Retype every entry in its entirety, without alteration.

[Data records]
----

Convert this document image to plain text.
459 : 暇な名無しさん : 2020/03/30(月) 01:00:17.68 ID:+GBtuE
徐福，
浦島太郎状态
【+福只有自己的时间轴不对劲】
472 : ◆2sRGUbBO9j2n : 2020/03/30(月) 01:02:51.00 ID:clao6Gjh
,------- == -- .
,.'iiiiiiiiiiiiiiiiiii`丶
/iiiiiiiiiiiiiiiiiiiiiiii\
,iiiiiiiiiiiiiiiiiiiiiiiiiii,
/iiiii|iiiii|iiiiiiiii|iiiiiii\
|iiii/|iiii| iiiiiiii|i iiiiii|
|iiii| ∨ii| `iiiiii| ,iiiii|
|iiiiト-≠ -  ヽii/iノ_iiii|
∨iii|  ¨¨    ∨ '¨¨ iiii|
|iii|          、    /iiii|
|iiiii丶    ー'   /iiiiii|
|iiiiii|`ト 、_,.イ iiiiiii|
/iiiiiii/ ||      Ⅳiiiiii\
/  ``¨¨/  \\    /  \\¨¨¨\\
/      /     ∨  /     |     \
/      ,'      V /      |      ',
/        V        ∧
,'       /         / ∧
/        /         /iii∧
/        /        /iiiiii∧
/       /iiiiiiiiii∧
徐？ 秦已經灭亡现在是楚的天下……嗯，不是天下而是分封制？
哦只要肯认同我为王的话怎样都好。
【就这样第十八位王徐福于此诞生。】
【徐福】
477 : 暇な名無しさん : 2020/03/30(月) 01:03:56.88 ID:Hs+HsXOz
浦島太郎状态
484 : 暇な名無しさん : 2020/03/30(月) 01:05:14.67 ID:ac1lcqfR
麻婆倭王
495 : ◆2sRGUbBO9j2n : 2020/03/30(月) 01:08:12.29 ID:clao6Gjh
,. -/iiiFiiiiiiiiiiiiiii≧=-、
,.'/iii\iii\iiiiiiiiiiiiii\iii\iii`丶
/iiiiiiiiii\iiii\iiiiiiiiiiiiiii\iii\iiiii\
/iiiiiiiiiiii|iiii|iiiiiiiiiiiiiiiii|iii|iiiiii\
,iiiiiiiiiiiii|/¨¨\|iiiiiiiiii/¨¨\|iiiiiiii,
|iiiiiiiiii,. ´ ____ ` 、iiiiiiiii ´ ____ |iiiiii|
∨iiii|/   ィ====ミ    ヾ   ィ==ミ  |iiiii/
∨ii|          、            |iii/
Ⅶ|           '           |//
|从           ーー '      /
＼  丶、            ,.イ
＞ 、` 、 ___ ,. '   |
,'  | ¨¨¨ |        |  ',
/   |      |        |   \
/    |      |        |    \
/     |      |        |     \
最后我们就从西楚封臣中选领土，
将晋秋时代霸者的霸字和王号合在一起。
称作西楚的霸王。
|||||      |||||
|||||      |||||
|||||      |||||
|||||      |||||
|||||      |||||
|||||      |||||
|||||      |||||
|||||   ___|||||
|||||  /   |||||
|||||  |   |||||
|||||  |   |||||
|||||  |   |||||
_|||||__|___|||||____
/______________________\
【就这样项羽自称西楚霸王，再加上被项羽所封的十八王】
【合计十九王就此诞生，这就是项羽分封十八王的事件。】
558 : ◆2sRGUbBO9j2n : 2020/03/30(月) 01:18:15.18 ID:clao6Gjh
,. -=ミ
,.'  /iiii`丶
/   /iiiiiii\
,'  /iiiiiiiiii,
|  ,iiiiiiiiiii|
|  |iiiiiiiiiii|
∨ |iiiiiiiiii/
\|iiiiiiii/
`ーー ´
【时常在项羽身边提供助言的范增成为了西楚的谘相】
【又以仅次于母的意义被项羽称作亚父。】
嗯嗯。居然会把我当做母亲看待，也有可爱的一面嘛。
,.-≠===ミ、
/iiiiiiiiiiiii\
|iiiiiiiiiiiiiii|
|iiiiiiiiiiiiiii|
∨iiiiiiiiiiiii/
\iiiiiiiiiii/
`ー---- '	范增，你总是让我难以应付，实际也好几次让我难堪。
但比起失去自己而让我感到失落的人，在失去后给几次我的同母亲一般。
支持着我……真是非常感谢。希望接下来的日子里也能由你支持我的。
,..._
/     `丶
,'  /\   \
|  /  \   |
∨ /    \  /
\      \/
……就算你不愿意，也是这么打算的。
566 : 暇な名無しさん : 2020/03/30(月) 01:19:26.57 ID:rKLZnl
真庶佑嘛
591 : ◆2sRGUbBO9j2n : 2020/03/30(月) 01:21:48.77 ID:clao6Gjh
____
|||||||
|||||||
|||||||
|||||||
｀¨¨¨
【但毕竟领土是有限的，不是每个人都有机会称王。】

----

### EXERCISE RESPONSE:
Convert this document image to plain text.
459 : 暇な名無しさん : 2020/03/30(月) 01:00:17.68 ID:+GBtuE
徐福，
浦島太郎状态
【+福只有自己的时间轴不对劲】
472 : ◆2sRGUbBO9j2n : 2020/03/30(月) 01:02:51.00 ID:clao6Gjh
,------- == -- .
,.'iiiiiiiiiiiiiiiiiii`丶
/iiiiiiiiiiiiiiiiiiiiiiii\
,iiiiiiiiiiiiiiiiiiiiiiiiiii,
/iiiii|iiiii|iiiiiiiii|iiiiiii\
|iiii/|iiii| iiiiiiii|i iiiiii|
|iiii| ∨ii| `iiiiii| ,iiiii|
|iiiiト-≠ -  ヽii/iノ_iiii|
∨iii|  ¨¨    ∨ '¨¨ iiii|
|iii|          、    /iiii|
|iiiii丶    ー'   /iiiiii|
|iiiiii|`ト 、_,.イ iiiiiii|
/iiiiiii/ ||      Ⅳiiiiii\
/  ``¨¨/  \\    /  \\¨¨¨\\
/      /     ∨  /     |     \
/      ,'      V /      |      ',
/        V        ∧
,'       /         / ∧
/        /         /iii∧
/        /        /iiiiii∧
/       /iiiiiiiiii∧
徐？ 秦已經灭亡现在是楚的天下……嗯，不是天下而是分封制？
哦只要肯认同我为王的话怎样都好。
【就这样第十八位王徐福于此诞生。】
【徐福】
477 : 暇な名無しさん : 2020/03/30(月) 01:03:56.88 ID:Hs+HsXOz
浦島太郎状态
484 : 暇な名無しさん : 2020/03/30(月) 01:05:14.67 ID:ac1lcqfR
麻婆倭王
495 : ◆2sRGUbBO9j2n : 2020/03/30(月) 01:08:12.29 ID:clao6Gjh
,. -/iiiFiiiiiiiiiiiiiii≧=-、
,.'/iii\iii\iiiiiiiiiiiiii\iii\iii`丶
/iiiiiiiiii\iiii\iiiiiiiiiiiiiii\iii\iiiii\
/iiiiiiiiiiii|iiii|iiiiiiiiiiiiiiiii|iii|iiiiii\
,iiiiiiiiiiiii|/¨¨\|iiiiiiiiii/¨¨\|iiiiiiii,
|iiiiiiiiii,. ´ ____ ` 、iiiiiiiii ´ ____ |iiiiii|
∨iiii|/   ィ====ミ    ヾ   ィ==ミ  |iiiii/
∨ii|          、            |iii/
Ⅶ|           '           |//
|从           ーー '      /
＼  丶、            ,.イ
＞ 、` 、 ___ ,. '   |
,'  | ¨¨¨ |        |  ',
/   |      |        |   \
/    |      |        |    \
/     |      |        |     \
最后我们就从西楚封臣中选领土，
将晋秋时代霸者的霸字和王号合在一起。
称作西楚的霸王。
|||||      |||||
|||||      |||||
|||||      |||||
|||||      |||||
|||||      |||||
|||||      |||||
|||||      |||||
|||||   ___|||||
|||||  /   |||||
|||||  |   |||||
|||||  |   |||||
|||||  |   |||||
_|||||__|___|||||____
/______________________\
【就这样项羽自称西楚霸王，再加上被项羽所封的十八王】
【合计十九王就此诞生，这就是项羽分封十八王的事件。】
558 : ◆2sRGUbBO9j2n : 2020/03/30(月) 01:18:15.18 ID:clao6Gjh
,. -=ミ
,.'  /iiii`丶
/   /iiiiiii\
,'  /iiiiiiiiii,
|  ,iiiiiiiiiii|
|  |iiiiiiiiiii|
∨ |iiiiiiiiii/
\|iiiiiiii/
`ーー ´
【时常在项羽身边提供助言的范增成为了西楚的谘相】
【又以仅次于母的意义被项羽称作亚父。】
嗯嗯。居然会把我当做母亲看待，也有可爱的一面嘛。
,.-≠===ミ、
/iiiiiiiiiiiii\
|iiiiiiiiiiiiiii|
|iiiiiiiiiiiiiii|
∨iiiiiiiiiiiii/
\iiiiiiiiiii/
`ー---- '	范增，你总是让我难以应付，实际也好几次让我难堪。
但比起失去自己而让我感到失落的人，在失去后给几次我的同母亲一般。
支持着我……真是非常感谢。希望接下来的日子里也能由你支持我的。
,..._
/     `丶
,'  /\   \
|  /  \   |
∨ /    \  /
\      \/
……就算你不愿意，也是这么打算的。
566 : 暇な名無しさん : 2020/03/30(月) 01:19:26.57 ID:rKLZnl
真庶佑嘛
591 : ◆2sRGUbBO9j2n : 2020/03/30(月) 01:21:48.77 ID:clao6Gjh
____
|||||||
|||||||
|||||||
|||||||
｀¨¨¨
【但毕竟领土是有限的，不是每个人都有机会称王。】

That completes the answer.